**PROBLEM REQUIREMENTS:**
Within the listing below, locate all lines containing the word "Contains". Copy each one.

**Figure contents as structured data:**

-----

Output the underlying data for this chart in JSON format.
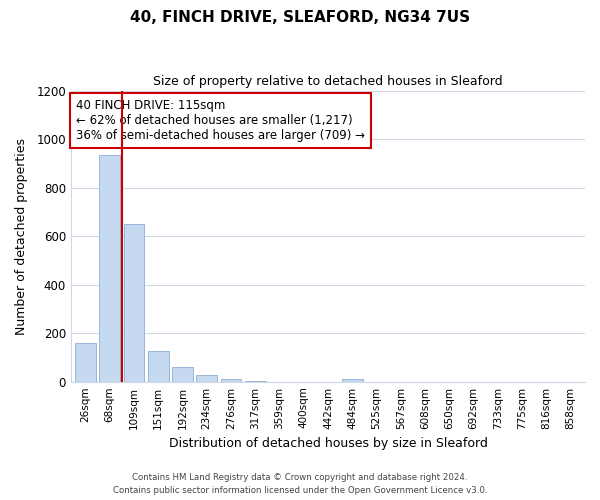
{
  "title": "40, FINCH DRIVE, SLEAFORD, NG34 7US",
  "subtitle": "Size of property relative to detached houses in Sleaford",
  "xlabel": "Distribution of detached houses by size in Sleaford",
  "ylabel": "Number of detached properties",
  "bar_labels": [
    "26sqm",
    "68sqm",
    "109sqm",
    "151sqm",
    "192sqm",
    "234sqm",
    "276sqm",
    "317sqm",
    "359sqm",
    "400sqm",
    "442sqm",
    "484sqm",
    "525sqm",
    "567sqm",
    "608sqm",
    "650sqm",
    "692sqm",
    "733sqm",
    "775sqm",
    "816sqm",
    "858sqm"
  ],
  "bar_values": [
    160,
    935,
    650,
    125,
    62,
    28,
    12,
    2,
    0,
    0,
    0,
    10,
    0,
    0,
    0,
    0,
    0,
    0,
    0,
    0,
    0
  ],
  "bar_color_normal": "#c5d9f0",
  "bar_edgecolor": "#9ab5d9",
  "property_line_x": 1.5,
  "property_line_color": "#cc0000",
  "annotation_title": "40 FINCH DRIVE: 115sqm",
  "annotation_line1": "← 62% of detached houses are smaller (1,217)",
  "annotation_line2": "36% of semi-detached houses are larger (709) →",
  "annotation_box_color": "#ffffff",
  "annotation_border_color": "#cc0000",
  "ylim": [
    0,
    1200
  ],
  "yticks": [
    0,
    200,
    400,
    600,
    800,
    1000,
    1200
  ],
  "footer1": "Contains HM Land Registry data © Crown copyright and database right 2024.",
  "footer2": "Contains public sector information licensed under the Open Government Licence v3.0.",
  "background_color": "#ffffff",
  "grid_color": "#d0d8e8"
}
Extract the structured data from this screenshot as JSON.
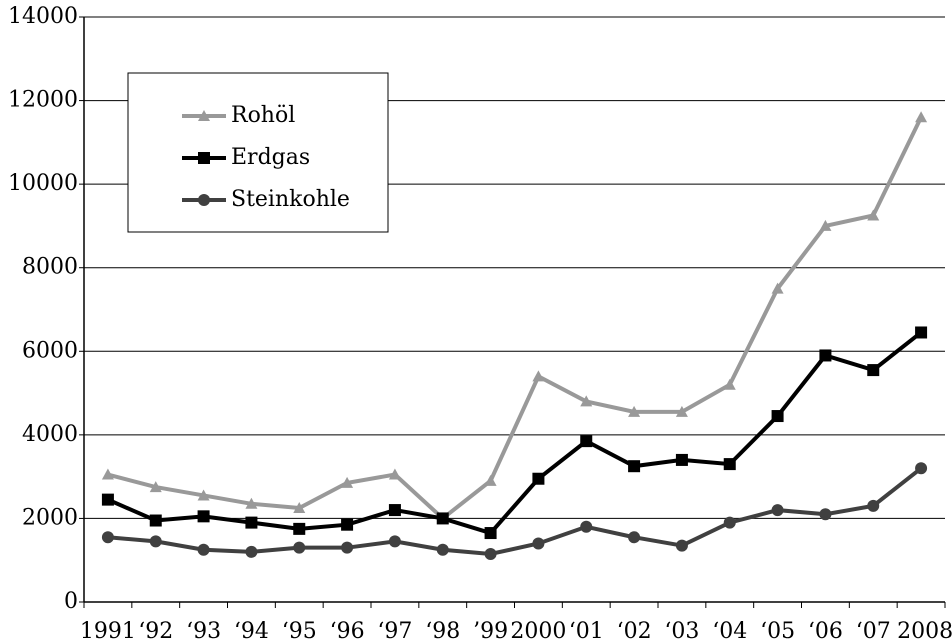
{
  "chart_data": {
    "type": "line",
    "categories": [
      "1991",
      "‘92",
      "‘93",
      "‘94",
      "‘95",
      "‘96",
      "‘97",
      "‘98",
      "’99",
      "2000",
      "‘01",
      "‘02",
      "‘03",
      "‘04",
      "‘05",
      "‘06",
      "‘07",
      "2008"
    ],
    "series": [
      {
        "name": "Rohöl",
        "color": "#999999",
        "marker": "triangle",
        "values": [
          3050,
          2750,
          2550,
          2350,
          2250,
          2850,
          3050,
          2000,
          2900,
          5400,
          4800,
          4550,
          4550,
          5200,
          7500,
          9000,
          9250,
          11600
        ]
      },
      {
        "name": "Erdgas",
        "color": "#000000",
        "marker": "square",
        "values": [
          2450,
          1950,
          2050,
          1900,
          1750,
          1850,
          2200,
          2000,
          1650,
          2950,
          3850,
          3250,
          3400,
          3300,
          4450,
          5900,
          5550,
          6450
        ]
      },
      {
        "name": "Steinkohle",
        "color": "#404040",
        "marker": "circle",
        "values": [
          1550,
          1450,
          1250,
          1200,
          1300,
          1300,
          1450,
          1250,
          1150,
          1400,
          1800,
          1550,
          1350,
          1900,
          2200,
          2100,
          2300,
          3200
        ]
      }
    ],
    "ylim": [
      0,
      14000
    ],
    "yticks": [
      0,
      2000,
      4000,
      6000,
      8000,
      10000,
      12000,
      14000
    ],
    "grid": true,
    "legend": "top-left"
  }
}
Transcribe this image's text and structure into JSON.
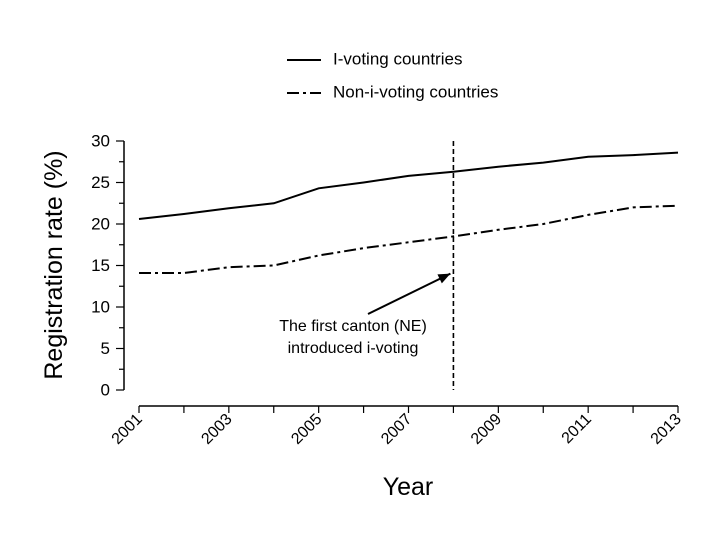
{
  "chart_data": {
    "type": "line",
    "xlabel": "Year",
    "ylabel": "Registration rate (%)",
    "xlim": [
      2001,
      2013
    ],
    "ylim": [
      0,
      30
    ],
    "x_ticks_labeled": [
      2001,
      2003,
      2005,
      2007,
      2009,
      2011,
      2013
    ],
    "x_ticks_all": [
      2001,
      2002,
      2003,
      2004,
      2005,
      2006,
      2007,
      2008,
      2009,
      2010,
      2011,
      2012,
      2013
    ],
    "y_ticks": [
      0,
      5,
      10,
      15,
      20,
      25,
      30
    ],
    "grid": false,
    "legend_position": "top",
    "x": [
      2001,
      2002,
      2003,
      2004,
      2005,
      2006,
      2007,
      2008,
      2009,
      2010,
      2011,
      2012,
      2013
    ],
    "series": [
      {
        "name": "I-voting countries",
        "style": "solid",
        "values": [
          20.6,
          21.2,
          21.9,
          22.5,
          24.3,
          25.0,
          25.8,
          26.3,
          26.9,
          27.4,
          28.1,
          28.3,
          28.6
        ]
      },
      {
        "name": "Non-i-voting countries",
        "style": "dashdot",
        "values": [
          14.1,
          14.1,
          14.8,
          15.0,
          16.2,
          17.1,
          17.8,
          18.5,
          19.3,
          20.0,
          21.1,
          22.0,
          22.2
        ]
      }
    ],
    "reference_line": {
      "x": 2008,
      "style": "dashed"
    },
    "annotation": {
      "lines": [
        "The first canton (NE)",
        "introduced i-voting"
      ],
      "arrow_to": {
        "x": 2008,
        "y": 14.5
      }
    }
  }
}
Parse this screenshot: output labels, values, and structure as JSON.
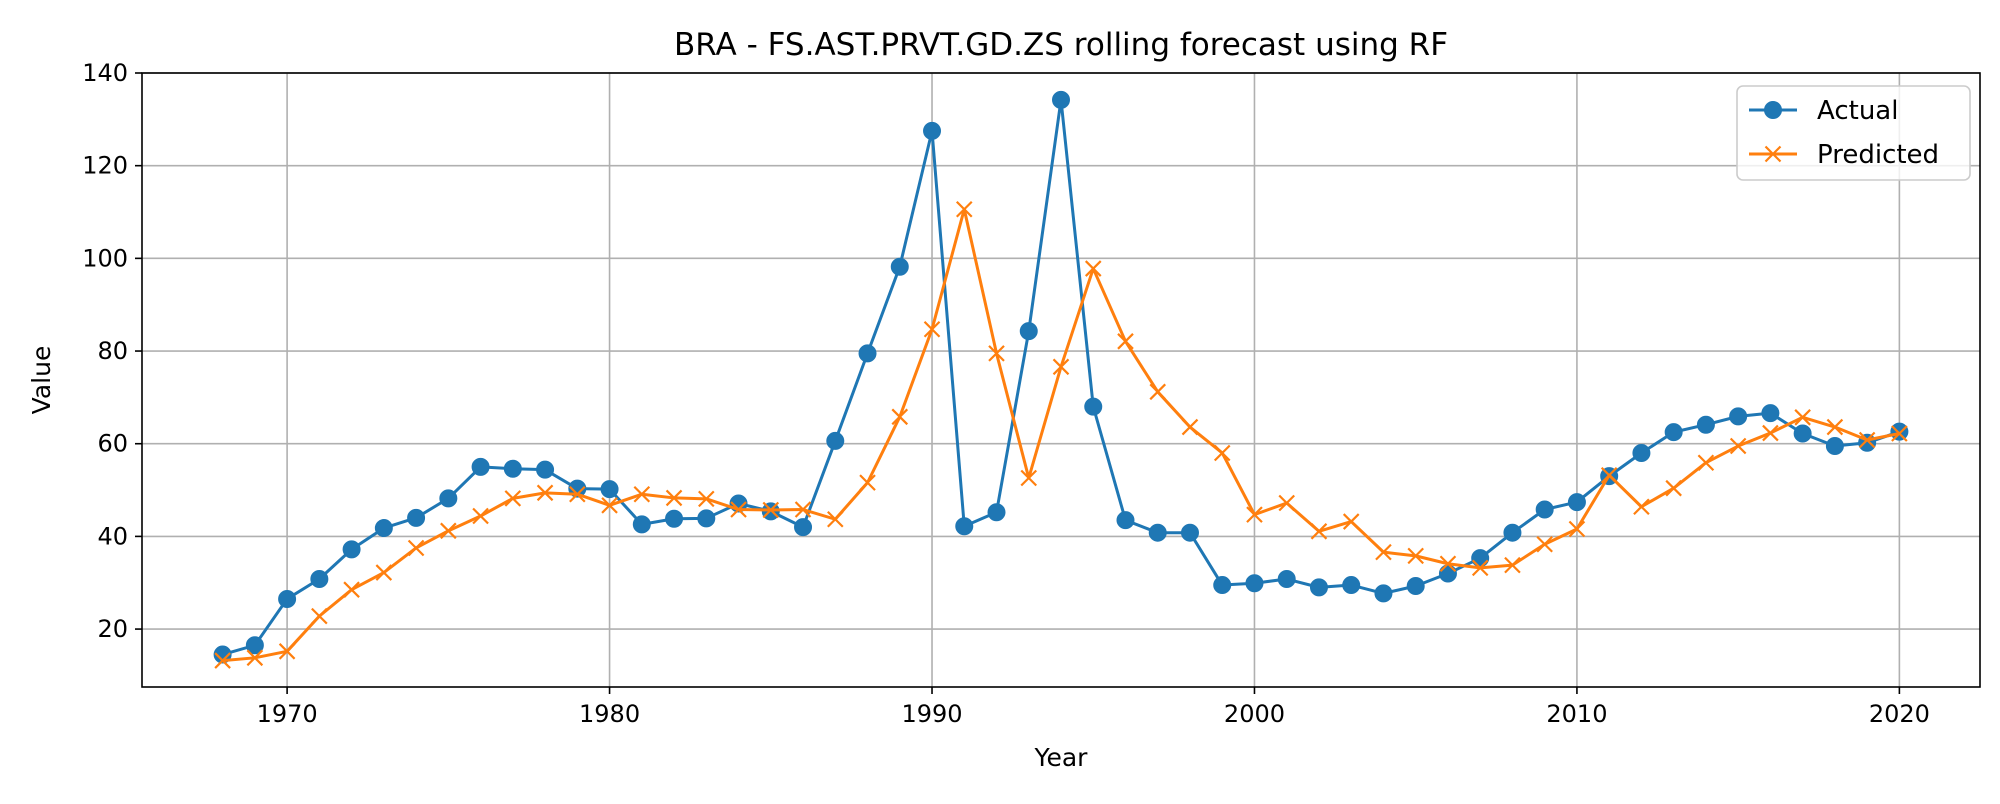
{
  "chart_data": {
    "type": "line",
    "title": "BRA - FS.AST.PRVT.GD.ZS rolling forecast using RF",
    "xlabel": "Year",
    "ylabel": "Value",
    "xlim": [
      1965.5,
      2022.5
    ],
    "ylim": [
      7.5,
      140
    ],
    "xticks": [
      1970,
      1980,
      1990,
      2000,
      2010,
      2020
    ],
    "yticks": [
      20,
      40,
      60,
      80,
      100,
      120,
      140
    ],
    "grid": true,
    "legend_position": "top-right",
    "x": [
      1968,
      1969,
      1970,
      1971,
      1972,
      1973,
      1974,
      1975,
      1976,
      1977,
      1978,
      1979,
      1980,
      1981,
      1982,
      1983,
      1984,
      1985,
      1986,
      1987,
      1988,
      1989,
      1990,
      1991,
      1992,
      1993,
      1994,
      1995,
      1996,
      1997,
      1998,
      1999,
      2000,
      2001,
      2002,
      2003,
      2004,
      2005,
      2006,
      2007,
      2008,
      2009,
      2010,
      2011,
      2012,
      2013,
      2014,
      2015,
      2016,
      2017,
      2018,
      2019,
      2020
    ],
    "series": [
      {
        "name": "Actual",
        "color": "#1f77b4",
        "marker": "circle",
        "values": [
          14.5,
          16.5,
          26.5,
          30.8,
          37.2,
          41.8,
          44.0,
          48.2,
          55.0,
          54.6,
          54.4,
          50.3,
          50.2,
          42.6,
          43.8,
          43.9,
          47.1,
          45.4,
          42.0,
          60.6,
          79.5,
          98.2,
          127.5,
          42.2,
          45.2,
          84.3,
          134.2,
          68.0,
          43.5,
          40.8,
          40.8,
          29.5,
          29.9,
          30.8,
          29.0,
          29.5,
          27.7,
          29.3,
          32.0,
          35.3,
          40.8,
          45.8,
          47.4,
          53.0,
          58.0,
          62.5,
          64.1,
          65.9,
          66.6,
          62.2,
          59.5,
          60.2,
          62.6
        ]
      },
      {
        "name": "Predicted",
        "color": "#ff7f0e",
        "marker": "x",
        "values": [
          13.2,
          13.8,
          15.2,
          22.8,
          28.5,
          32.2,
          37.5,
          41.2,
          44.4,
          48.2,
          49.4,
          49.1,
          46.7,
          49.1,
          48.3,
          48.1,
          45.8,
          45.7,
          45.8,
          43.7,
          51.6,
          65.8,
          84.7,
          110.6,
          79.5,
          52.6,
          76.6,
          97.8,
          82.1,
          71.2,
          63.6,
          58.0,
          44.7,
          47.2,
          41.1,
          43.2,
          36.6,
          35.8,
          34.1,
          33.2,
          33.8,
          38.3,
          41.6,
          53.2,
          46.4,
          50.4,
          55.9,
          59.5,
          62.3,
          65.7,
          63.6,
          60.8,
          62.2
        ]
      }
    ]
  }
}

-----

**EXERCISE OUTPUT:**
  "footer1": "Contains HM Land Registry data © Crown copyright and database right 2024.",
  "footer2": "Contains public sector information licensed under the Open Government Licence v3.0.",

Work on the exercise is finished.